INSTRUCTIONS TO FOLLOW: Reproduce the lines without any change, starting at the line that contains "amplitude-cell [111,293,115,298]" and ending at the line that contains "amplitude-cell [93,694,98,699]", with both of these lines included.

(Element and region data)

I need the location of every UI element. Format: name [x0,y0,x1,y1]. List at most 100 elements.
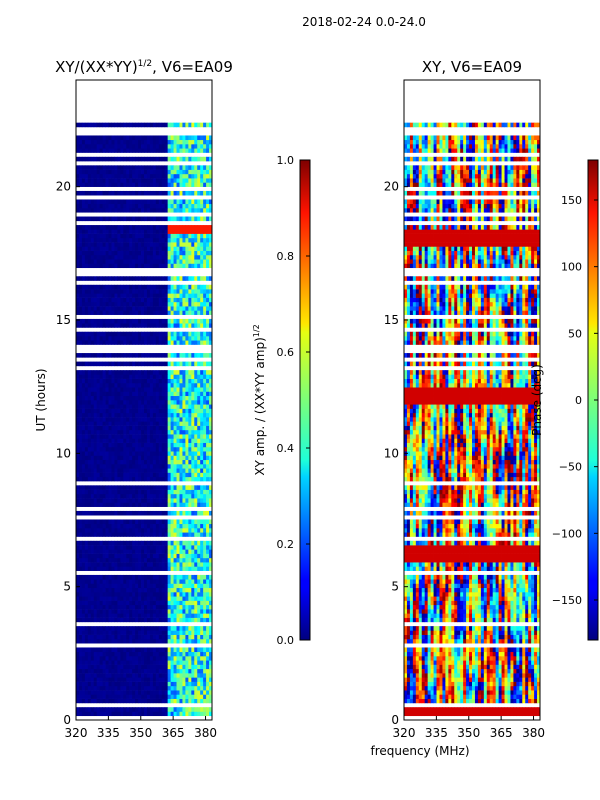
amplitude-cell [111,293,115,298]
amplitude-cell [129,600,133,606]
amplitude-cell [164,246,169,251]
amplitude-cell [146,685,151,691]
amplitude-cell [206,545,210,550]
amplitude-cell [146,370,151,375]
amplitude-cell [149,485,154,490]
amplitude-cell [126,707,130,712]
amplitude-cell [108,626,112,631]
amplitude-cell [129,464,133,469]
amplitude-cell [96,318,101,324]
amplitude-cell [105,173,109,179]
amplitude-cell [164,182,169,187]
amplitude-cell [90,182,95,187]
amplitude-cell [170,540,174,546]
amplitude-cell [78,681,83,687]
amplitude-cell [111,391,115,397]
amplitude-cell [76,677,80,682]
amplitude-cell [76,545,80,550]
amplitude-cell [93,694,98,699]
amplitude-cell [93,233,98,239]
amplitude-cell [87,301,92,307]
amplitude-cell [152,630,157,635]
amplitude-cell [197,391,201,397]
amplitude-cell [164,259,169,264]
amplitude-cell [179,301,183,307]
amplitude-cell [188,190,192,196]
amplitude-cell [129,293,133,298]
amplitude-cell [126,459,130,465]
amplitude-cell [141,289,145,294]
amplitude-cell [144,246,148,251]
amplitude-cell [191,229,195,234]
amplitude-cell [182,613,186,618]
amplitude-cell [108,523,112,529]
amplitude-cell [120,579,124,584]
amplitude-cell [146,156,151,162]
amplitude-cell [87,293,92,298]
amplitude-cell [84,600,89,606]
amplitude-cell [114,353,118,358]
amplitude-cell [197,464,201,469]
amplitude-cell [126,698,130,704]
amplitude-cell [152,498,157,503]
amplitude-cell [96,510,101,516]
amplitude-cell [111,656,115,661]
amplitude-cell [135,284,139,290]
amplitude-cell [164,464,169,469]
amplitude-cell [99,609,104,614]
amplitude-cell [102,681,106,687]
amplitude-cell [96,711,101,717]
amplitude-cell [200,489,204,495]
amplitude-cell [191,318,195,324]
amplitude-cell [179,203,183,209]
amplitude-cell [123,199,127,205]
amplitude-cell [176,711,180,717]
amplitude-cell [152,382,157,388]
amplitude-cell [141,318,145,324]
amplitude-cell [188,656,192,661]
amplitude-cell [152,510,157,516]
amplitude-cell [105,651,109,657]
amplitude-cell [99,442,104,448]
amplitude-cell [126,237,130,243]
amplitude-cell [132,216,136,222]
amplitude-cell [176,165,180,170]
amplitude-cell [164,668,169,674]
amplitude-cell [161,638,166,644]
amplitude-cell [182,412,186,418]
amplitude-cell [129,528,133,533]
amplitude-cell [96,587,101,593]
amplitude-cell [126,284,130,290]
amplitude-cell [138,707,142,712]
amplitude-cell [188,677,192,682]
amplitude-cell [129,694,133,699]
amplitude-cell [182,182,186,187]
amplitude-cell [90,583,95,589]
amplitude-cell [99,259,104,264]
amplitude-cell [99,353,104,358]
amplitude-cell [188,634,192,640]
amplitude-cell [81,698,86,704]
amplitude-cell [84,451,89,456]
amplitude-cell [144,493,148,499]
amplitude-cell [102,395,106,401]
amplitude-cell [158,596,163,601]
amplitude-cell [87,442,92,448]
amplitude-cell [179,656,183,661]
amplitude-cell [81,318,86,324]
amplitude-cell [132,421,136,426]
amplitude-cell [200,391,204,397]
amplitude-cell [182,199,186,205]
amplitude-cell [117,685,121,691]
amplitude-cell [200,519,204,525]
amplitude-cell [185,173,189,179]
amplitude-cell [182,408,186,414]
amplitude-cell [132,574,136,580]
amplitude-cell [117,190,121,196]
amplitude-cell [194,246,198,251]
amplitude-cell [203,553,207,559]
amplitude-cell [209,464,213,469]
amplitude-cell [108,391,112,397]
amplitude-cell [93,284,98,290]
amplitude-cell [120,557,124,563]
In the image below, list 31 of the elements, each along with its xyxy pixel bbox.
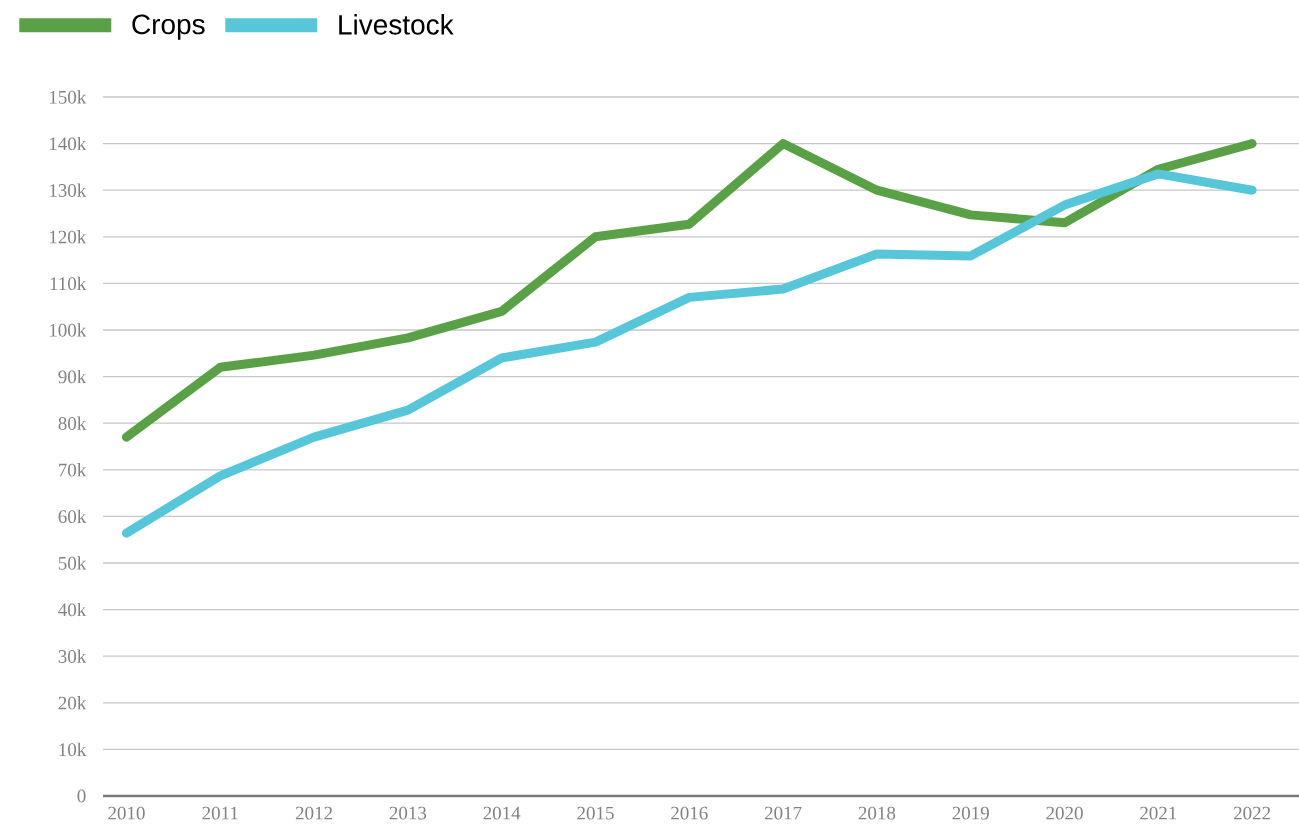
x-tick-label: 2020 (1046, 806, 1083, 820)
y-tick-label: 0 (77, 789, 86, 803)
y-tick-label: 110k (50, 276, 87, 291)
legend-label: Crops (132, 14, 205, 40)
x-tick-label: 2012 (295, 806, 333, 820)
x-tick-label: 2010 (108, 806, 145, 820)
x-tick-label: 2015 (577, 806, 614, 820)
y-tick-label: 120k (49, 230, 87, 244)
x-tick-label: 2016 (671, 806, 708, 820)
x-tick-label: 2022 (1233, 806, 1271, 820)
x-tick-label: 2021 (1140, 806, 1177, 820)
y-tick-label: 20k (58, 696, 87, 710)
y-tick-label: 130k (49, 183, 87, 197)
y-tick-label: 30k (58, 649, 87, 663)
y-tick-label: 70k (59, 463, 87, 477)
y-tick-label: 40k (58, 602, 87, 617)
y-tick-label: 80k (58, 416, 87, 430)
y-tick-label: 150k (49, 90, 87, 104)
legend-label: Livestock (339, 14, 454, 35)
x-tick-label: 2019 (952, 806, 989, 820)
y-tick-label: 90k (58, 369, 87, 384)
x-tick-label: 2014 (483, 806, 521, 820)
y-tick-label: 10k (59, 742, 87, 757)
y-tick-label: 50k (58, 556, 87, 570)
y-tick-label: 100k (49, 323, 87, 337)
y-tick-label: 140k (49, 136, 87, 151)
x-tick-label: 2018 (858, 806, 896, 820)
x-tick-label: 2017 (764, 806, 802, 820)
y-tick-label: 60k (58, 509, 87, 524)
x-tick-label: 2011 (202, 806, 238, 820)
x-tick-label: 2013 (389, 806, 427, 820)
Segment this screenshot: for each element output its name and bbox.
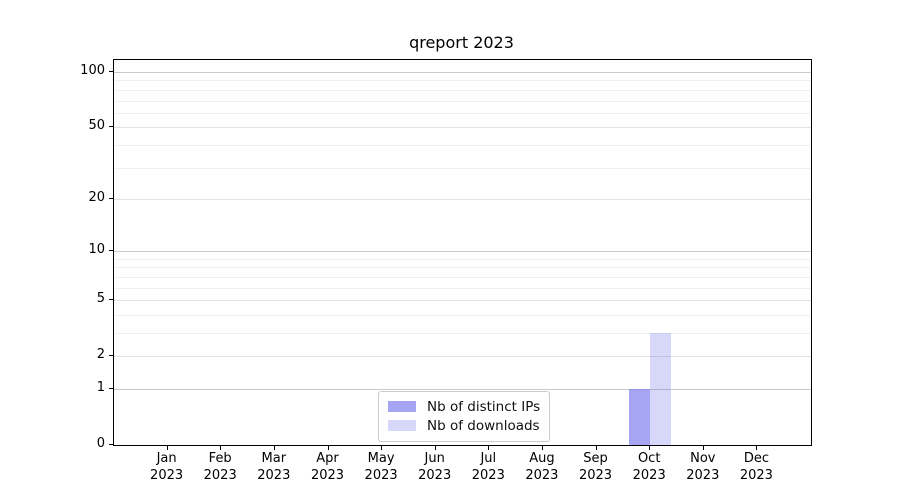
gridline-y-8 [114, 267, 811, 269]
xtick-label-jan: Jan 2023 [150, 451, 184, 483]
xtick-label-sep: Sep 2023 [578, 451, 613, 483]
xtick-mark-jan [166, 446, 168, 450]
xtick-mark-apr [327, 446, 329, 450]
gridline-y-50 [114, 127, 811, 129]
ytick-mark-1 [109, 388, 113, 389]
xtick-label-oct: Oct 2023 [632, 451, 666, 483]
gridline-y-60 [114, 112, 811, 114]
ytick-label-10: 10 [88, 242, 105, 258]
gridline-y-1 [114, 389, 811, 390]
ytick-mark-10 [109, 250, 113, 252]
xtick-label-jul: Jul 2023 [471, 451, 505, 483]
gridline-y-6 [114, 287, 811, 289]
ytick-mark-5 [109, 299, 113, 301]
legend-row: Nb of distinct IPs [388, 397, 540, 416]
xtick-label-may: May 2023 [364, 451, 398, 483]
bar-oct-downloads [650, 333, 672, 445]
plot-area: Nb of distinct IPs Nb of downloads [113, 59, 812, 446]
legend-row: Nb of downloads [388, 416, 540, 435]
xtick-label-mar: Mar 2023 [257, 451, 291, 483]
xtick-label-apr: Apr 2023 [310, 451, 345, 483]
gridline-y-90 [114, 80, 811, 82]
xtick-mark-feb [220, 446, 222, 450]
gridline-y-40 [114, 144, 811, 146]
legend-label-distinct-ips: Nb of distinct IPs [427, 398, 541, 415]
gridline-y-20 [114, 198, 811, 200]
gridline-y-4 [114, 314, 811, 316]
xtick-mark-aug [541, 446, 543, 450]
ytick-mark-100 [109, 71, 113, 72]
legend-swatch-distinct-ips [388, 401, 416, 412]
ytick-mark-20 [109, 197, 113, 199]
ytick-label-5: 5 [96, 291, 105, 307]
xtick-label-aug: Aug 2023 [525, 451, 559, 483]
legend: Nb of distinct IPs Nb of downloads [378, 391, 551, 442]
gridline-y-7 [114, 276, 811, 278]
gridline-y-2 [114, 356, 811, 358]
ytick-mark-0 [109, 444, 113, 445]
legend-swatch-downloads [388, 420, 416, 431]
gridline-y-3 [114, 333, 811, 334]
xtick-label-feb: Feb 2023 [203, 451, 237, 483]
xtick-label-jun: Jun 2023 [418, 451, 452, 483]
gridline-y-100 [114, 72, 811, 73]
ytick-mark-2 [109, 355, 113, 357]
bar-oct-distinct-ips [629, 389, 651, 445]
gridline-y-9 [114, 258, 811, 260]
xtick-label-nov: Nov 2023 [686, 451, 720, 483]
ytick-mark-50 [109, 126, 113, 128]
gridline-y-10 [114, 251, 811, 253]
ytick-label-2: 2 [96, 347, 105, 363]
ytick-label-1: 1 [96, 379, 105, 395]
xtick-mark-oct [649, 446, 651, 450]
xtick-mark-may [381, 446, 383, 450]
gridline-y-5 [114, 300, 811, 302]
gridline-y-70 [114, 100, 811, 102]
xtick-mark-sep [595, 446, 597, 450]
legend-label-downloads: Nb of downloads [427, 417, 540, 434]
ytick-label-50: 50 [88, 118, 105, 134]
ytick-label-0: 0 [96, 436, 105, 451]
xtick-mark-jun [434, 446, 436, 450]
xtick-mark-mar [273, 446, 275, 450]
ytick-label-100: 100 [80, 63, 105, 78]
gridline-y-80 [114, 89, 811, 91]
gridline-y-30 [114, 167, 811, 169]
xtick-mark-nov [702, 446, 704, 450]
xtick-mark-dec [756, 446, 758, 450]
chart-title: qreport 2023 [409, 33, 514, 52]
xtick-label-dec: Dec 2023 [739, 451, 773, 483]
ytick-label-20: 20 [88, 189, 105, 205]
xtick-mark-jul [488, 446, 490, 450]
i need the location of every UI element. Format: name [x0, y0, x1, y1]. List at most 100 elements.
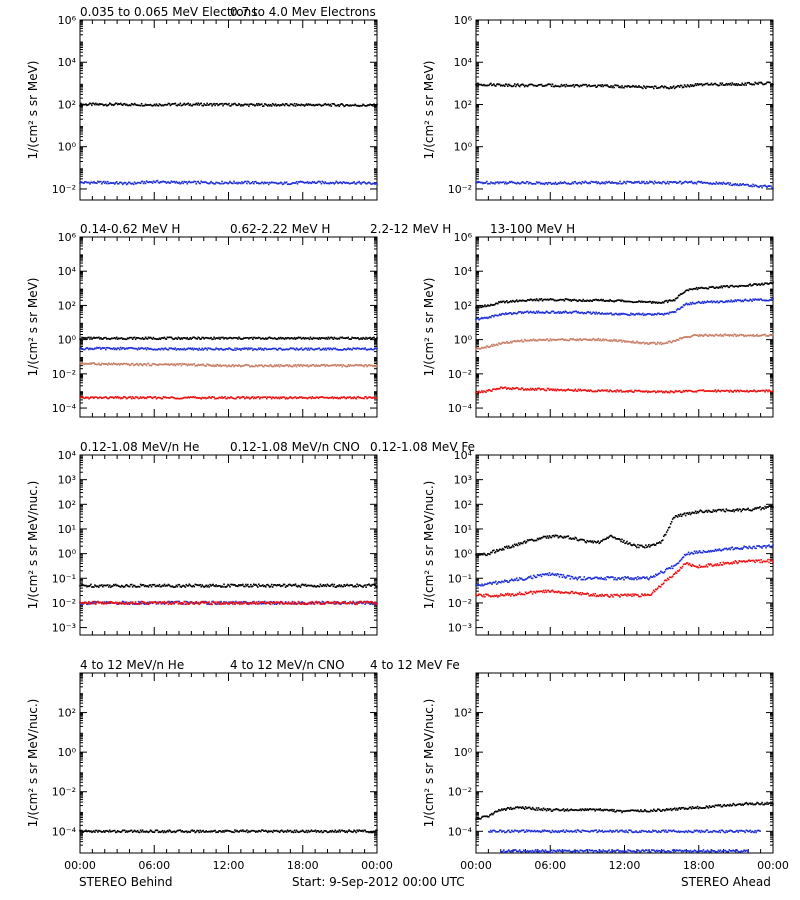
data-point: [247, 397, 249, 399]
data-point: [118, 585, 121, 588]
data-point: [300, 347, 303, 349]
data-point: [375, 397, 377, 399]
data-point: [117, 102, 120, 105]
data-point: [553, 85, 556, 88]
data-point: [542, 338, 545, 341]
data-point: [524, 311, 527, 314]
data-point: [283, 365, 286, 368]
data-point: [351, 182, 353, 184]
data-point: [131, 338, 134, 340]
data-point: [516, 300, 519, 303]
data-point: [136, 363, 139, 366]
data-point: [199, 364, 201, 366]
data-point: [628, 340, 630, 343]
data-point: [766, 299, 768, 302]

SOLUTION TO THE PROBLEM:
amplitude-cell [111,293,115,298]
amplitude-cell [129,600,133,606]
amplitude-cell [164,246,169,251]
amplitude-cell [146,685,151,691]
amplitude-cell [206,545,210,550]
amplitude-cell [146,370,151,375]
amplitude-cell [149,485,154,490]
amplitude-cell [126,707,130,712]
amplitude-cell [108,626,112,631]
amplitude-cell [129,464,133,469]
amplitude-cell [96,318,101,324]
amplitude-cell [105,173,109,179]
amplitude-cell [164,182,169,187]
amplitude-cell [90,182,95,187]
amplitude-cell [170,540,174,546]
amplitude-cell [78,681,83,687]
amplitude-cell [111,391,115,397]
amplitude-cell [76,677,80,682]
amplitude-cell [76,545,80,550]
amplitude-cell [93,694,98,699]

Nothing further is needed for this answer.